Data entries for graphics:
========

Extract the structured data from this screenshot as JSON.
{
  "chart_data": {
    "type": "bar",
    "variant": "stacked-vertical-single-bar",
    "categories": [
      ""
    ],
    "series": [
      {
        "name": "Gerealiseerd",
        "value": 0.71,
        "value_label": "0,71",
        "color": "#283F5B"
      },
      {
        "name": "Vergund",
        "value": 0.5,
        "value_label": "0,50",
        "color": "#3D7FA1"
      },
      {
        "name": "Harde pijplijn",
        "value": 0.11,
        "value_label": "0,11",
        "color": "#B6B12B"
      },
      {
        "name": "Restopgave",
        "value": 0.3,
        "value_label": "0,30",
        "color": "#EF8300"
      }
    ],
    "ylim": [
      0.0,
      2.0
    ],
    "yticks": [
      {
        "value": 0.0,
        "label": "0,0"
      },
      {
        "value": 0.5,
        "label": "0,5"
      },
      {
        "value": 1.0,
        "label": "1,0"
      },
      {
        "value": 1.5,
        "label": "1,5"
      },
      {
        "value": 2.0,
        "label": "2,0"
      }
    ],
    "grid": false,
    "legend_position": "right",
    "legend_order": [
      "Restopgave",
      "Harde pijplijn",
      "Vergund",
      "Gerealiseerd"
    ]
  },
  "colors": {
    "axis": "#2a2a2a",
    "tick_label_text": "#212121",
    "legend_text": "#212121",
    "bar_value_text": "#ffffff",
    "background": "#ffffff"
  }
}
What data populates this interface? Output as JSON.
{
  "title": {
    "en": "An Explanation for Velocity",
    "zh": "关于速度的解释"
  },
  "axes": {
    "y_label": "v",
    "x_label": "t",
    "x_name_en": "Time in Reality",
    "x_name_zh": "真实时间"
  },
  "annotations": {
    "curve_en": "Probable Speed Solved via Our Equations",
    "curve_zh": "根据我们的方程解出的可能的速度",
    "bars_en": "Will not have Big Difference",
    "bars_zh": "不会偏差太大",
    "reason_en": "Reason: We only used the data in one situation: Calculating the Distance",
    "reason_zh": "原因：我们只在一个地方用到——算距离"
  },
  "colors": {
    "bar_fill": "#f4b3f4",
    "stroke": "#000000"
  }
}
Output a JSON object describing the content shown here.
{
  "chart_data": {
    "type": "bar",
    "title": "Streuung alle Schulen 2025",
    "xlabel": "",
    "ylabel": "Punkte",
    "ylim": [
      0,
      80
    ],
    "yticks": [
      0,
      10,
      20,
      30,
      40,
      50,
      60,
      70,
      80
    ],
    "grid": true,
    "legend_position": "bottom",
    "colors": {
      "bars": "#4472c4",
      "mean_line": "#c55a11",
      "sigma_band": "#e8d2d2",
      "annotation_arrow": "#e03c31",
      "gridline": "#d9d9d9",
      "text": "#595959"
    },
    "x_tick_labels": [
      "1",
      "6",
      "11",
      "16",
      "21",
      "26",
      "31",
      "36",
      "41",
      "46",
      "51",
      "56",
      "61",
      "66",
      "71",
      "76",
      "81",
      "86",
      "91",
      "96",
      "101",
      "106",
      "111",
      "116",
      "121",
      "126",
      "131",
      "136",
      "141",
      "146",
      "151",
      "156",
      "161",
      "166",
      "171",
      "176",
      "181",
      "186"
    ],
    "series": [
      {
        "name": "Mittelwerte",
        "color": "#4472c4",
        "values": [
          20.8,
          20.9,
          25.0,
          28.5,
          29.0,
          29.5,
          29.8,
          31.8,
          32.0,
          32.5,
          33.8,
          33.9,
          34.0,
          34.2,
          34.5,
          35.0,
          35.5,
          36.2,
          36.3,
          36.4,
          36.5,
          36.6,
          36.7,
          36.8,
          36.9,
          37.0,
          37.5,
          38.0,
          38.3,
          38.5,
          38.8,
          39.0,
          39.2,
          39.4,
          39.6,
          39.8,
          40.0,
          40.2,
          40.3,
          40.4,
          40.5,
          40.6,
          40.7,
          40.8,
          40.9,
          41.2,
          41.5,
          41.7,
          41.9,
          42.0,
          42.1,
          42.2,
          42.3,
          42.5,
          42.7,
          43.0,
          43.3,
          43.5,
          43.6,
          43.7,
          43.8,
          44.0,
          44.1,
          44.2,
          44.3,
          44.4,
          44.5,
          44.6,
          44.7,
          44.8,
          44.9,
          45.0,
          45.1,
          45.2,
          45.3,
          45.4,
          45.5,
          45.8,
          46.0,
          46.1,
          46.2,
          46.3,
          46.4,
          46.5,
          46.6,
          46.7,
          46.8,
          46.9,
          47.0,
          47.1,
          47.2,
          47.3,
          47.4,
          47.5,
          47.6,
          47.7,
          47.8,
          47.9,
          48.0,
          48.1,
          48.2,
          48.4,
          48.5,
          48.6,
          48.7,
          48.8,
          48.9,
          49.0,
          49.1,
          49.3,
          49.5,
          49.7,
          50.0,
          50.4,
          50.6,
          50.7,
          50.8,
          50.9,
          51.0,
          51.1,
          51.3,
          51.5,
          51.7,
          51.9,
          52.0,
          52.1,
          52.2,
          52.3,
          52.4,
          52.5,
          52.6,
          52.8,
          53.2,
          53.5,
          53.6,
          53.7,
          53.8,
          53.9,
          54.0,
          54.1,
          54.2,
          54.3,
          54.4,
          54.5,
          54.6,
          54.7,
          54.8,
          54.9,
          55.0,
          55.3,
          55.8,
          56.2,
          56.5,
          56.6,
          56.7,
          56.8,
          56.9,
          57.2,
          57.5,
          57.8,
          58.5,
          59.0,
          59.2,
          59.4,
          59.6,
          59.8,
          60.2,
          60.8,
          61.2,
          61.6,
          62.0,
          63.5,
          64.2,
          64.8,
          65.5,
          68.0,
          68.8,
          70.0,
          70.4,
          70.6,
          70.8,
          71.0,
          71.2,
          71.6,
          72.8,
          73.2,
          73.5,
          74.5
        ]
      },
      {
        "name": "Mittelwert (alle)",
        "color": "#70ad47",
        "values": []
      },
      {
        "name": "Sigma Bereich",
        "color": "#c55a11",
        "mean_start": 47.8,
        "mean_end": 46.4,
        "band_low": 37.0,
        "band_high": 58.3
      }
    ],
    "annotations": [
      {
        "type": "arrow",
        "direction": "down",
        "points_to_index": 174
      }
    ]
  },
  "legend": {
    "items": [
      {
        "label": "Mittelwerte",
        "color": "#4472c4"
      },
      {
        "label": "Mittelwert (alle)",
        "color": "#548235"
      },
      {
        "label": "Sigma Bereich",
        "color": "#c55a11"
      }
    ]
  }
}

========

Set problem:
Check every line of the data, and copy the ones that contain "Output".

Finished answer:
What data populates this interface? Output as JSON.
Output a JSON object describing the content shown here.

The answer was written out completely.